* Your goal *
Each record that follows should be repeated exactly, minus any images.

(Dataset excerpt)

..............................

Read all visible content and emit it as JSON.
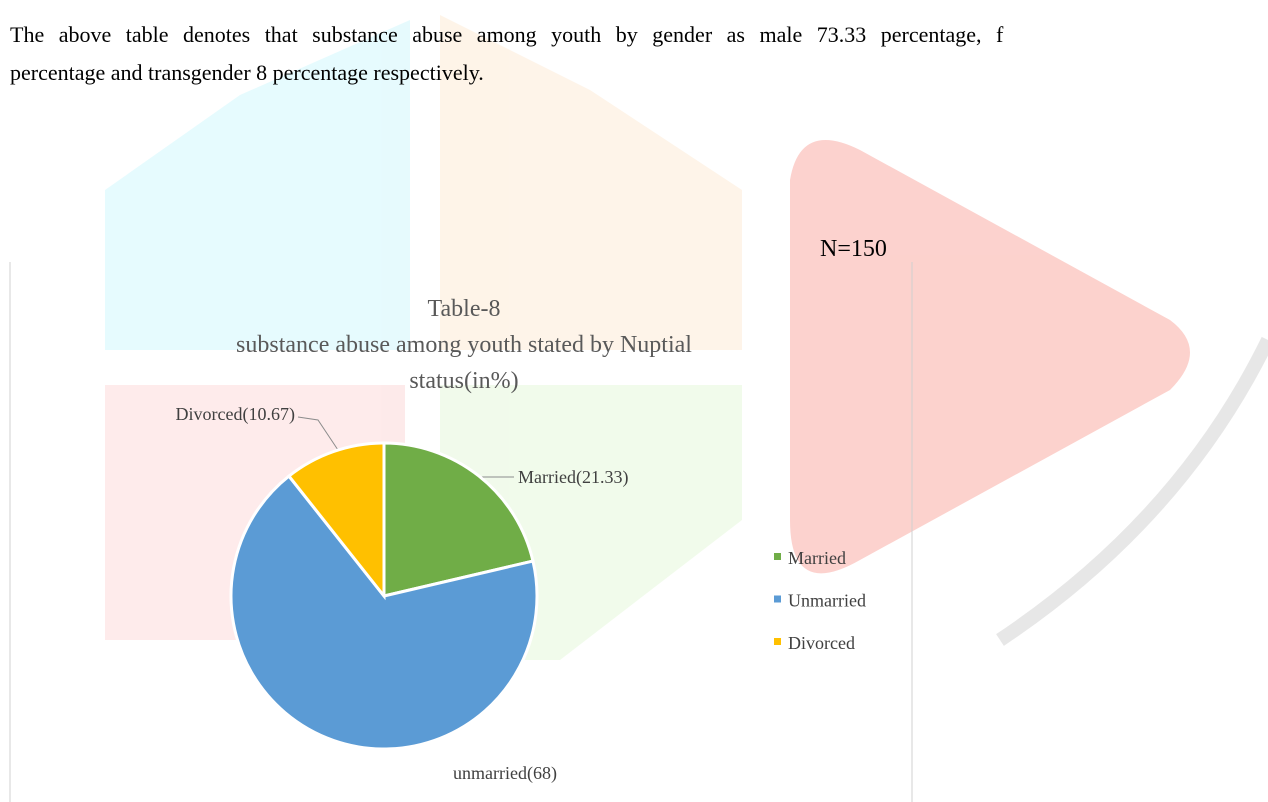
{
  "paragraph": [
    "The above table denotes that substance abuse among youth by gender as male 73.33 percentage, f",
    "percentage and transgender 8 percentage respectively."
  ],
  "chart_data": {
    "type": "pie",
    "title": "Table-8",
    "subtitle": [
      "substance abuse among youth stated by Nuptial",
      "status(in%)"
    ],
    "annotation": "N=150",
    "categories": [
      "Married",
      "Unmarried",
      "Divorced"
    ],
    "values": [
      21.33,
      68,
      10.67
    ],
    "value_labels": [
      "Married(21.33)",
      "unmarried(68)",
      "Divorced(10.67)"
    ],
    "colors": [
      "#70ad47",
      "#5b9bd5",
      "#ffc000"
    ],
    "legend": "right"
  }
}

..............................

* Solution to this problem *
Read all visible content and emit it as JSON.
{
  "paragraph": [
    "The above table denotes that substance abuse among youth by gender as male 73.33 percentage, f",
    "percentage and transgender 8 percentage respectively."
  ],
  "chart_data": {
    "type": "pie",
    "title": "Table-8",
    "subtitle": [
      "substance abuse among youth stated by Nuptial",
      "status(in%)"
    ],
    "annotation": "N=150",
    "categories": [
      "Married",
      "Unmarried",
      "Divorced"
    ],
    "values": [
      21.33,
      68,
      10.67
    ],
    "value_labels": [
      "Married(21.33)",
      "unmarried(68)",
      "Divorced(10.67)"
    ],
    "colors": [
      "#70ad47",
      "#5b9bd5",
      "#ffc000"
    ],
    "legend": "right"
  }
}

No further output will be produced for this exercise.